[Stored data]
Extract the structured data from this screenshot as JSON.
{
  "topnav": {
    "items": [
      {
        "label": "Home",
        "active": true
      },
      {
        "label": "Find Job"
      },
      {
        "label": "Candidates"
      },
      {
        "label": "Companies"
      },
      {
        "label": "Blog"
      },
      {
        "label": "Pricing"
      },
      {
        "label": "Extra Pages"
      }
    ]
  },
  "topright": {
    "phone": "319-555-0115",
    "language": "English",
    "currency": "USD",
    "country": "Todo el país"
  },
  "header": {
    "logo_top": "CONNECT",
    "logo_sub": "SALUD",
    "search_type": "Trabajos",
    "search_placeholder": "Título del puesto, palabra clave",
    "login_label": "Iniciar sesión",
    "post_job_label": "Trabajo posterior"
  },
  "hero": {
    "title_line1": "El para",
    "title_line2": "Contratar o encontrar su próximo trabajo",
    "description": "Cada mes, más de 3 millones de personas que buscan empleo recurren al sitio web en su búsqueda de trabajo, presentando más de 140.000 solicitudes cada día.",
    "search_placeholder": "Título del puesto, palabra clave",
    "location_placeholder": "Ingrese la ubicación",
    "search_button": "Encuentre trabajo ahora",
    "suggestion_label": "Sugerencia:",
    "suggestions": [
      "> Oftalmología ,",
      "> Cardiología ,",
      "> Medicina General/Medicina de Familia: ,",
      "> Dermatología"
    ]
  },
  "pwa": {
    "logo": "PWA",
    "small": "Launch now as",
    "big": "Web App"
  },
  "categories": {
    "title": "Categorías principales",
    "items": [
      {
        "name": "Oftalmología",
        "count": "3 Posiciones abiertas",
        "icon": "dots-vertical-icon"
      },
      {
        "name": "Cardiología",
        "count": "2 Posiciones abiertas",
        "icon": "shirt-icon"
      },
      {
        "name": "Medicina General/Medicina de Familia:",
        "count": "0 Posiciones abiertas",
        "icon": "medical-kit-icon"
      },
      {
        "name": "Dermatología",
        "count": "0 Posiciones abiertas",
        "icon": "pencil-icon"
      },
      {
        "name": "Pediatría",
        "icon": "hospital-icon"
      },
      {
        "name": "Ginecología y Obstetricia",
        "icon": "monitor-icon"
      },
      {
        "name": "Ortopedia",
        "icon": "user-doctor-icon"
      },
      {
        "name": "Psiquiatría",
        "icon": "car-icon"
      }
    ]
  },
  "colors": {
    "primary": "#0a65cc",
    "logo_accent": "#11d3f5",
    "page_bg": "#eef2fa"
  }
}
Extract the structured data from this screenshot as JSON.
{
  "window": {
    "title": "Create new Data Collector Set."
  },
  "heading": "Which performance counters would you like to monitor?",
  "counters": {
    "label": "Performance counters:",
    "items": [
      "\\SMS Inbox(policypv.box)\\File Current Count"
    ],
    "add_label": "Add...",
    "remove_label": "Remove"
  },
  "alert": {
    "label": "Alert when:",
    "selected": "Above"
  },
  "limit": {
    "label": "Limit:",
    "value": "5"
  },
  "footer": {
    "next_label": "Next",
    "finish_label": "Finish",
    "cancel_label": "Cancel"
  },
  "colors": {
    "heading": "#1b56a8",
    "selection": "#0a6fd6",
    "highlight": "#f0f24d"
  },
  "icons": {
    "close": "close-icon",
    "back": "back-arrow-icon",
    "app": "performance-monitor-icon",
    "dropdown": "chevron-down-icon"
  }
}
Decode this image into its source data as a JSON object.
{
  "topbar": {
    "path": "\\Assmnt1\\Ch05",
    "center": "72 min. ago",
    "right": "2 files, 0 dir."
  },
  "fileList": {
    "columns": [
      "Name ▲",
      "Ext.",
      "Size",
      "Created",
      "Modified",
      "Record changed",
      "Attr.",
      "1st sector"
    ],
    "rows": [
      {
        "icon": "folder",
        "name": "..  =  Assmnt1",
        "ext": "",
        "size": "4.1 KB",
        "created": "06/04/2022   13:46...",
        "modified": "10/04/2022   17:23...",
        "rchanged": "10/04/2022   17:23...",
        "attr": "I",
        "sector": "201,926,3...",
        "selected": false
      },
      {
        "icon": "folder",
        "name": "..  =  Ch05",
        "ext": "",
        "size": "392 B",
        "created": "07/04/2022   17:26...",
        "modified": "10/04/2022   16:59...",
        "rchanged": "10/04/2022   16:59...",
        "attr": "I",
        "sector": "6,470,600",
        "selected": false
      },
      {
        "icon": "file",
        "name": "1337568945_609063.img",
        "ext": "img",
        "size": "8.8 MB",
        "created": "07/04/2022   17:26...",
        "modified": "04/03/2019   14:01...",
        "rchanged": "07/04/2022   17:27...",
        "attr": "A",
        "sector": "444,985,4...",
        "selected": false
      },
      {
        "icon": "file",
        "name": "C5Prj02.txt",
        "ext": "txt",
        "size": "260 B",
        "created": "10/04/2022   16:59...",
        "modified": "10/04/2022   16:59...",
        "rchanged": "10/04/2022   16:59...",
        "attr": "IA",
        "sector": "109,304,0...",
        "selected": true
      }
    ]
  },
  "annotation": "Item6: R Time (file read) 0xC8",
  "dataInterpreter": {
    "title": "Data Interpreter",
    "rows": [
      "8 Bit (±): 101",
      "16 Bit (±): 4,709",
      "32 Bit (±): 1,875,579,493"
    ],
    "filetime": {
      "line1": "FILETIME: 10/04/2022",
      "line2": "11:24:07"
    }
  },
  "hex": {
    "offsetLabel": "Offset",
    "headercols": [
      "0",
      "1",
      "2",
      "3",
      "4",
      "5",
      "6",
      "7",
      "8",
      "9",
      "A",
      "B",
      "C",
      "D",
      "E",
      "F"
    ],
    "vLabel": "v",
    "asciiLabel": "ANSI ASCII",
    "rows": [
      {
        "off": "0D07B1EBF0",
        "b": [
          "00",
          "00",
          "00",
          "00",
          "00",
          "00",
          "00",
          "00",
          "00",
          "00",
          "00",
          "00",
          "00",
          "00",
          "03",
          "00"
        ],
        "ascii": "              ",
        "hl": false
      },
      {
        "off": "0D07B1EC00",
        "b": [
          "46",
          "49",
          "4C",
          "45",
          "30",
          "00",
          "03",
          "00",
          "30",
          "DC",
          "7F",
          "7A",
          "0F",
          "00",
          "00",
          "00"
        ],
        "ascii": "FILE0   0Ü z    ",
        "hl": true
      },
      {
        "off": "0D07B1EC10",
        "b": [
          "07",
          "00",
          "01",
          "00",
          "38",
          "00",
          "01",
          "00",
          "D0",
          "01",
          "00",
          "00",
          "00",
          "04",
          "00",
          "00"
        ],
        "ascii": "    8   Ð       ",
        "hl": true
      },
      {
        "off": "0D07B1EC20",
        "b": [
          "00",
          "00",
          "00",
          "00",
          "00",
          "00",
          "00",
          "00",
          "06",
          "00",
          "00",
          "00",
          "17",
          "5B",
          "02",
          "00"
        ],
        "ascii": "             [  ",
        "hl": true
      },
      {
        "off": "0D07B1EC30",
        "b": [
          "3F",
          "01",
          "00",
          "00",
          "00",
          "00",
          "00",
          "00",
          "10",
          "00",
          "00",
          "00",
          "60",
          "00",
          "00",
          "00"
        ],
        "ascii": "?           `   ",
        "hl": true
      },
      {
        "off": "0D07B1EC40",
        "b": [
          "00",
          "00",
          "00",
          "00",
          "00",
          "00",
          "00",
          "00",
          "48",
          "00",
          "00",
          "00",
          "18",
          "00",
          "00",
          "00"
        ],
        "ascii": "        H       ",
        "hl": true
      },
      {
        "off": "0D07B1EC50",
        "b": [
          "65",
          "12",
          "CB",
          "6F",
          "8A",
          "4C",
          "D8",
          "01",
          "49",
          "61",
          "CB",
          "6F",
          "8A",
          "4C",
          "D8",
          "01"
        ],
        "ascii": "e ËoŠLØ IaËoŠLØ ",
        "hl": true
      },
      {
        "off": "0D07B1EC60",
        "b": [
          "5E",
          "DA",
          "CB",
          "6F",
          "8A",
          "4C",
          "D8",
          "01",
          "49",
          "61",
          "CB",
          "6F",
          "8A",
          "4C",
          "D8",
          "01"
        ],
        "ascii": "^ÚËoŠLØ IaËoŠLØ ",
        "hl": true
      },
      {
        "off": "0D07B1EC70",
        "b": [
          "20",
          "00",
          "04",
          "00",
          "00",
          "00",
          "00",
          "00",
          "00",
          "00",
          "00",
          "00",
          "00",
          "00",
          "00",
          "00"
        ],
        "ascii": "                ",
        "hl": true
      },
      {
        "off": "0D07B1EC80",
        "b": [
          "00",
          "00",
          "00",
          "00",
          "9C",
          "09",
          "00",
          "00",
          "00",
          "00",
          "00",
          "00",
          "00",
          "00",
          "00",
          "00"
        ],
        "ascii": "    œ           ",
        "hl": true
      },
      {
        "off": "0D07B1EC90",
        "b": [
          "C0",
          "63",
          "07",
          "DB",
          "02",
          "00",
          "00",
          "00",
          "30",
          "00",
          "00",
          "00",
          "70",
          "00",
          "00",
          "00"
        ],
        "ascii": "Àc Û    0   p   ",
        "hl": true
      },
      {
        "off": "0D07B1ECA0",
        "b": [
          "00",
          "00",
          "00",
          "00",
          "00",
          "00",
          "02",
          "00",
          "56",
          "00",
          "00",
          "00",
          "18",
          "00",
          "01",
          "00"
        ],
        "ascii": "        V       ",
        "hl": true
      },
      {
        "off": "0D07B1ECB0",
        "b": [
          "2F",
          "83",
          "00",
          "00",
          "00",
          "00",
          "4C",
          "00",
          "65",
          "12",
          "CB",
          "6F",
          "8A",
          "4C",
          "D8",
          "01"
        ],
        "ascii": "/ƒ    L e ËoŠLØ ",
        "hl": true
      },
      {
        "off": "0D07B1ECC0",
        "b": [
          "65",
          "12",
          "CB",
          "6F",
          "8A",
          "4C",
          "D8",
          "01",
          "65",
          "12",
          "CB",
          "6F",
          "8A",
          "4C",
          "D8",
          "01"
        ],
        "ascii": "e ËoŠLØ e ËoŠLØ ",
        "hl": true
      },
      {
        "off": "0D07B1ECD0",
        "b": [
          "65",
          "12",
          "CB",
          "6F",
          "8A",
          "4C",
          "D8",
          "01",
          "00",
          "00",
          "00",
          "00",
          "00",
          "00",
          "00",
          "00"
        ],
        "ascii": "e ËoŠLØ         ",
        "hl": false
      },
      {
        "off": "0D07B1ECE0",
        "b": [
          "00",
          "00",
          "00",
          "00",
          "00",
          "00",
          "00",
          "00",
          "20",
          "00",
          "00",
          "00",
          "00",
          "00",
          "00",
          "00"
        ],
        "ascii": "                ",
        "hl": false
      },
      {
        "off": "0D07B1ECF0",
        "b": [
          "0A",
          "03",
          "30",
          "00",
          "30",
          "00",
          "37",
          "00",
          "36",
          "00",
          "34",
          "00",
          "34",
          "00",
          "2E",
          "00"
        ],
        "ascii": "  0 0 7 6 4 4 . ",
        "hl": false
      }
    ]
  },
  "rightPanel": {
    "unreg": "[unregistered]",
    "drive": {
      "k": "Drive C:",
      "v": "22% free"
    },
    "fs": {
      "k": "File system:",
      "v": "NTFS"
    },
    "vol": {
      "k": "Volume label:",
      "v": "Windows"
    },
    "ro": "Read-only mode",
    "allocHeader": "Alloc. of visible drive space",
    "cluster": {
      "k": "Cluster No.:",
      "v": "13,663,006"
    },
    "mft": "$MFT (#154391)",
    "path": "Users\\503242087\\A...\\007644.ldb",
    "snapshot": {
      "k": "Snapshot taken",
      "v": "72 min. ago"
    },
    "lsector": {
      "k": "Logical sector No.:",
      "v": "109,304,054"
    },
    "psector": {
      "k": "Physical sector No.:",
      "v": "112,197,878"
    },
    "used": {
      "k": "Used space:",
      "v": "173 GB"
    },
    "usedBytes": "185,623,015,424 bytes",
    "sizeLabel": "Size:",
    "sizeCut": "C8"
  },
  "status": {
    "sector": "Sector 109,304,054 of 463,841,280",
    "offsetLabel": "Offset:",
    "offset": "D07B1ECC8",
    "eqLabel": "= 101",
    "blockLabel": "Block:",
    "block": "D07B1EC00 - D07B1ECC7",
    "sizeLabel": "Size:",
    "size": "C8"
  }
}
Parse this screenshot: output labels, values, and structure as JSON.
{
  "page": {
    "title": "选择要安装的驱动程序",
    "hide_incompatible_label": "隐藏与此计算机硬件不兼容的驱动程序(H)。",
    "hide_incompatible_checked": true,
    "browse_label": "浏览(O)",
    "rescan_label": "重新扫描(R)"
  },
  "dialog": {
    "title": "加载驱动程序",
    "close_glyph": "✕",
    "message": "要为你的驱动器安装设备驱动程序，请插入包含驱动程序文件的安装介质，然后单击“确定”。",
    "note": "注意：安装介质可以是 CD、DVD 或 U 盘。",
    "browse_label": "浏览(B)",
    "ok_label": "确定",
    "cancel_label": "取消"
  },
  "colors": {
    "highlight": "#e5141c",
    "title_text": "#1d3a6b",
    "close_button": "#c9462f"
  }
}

» **Stated task**
Which lines hold the word "Familia"? Copy all of them.

» **Written solution**
      "> Medicina General/Medicina de Familia: ,",
        "name": "Medicina General/Medicina de Familia:",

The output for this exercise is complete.